--- WRITTEN REQUEST ---
Say how many lines include "field", with no words around the number.

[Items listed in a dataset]

......

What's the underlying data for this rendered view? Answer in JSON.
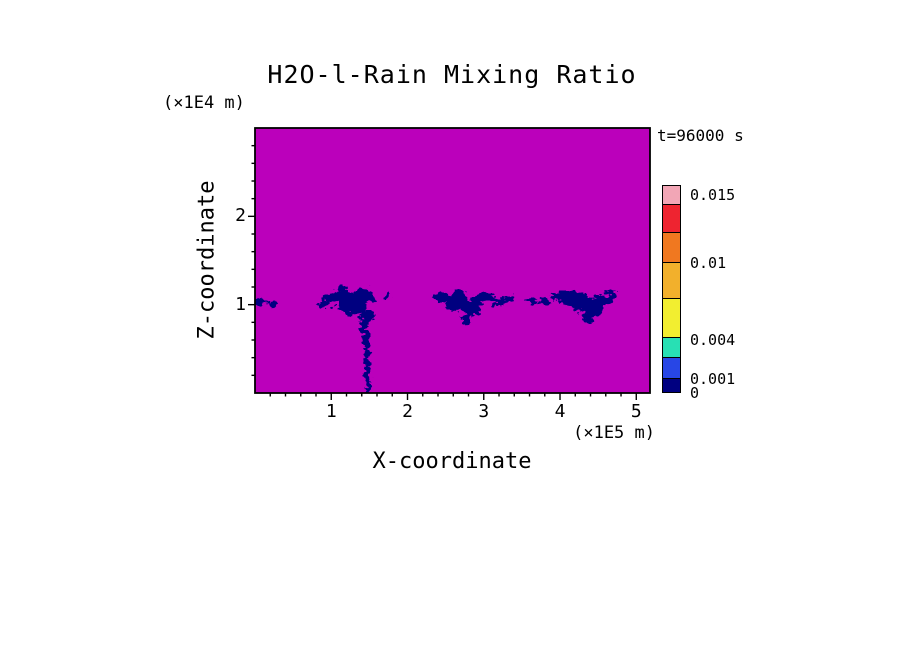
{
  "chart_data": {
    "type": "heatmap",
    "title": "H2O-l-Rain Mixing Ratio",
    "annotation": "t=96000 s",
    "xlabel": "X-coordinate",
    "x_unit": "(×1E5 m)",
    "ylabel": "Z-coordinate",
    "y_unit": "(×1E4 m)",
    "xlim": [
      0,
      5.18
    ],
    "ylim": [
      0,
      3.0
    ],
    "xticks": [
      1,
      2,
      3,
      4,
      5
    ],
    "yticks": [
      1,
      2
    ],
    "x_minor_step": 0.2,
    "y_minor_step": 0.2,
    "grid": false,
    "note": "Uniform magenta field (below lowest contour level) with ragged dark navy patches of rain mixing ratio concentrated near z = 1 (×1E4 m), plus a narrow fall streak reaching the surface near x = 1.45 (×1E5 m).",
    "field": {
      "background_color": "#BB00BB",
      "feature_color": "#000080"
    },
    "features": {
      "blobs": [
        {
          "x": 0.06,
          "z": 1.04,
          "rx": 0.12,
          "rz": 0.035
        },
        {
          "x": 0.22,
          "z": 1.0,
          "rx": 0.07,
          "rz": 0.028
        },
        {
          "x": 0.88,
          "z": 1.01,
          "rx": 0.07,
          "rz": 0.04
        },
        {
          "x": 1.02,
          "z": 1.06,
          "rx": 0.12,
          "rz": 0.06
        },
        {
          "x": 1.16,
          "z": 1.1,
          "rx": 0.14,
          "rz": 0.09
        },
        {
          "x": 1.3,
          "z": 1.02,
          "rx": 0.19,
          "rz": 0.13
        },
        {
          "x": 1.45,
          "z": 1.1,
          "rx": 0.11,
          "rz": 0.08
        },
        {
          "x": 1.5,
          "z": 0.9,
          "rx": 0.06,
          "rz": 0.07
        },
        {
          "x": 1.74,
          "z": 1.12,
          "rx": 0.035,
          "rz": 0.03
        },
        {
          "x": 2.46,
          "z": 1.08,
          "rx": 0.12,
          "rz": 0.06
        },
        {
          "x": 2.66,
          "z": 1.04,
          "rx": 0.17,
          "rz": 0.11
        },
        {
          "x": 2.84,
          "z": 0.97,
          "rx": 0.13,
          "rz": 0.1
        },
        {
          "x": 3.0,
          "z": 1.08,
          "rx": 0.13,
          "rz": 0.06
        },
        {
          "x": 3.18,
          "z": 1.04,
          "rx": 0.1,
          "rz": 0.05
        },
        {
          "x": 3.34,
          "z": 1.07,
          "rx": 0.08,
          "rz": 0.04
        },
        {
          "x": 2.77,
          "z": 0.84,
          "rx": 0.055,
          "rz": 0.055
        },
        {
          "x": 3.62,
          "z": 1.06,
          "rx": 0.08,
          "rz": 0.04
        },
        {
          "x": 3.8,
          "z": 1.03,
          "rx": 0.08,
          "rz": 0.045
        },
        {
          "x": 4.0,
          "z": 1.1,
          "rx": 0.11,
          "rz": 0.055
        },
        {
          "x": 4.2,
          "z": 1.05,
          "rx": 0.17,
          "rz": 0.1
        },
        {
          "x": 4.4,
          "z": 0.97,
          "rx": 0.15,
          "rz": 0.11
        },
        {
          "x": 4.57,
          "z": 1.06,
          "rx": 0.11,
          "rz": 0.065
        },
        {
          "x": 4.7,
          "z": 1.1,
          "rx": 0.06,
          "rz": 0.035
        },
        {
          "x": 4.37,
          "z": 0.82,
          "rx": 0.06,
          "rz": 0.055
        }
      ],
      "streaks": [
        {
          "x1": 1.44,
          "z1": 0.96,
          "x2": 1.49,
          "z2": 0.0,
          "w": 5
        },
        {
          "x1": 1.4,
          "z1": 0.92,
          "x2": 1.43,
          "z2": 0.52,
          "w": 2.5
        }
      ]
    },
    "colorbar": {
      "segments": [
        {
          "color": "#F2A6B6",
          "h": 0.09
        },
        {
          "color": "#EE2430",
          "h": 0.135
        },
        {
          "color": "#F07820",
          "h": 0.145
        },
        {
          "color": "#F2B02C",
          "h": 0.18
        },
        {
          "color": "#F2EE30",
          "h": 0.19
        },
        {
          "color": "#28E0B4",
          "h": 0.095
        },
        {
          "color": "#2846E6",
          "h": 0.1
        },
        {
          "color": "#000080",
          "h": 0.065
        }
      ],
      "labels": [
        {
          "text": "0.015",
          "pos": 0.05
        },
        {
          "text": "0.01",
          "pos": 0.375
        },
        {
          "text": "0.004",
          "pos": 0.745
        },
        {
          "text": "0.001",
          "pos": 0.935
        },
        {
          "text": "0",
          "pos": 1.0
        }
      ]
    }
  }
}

......

--- REPLY ---
2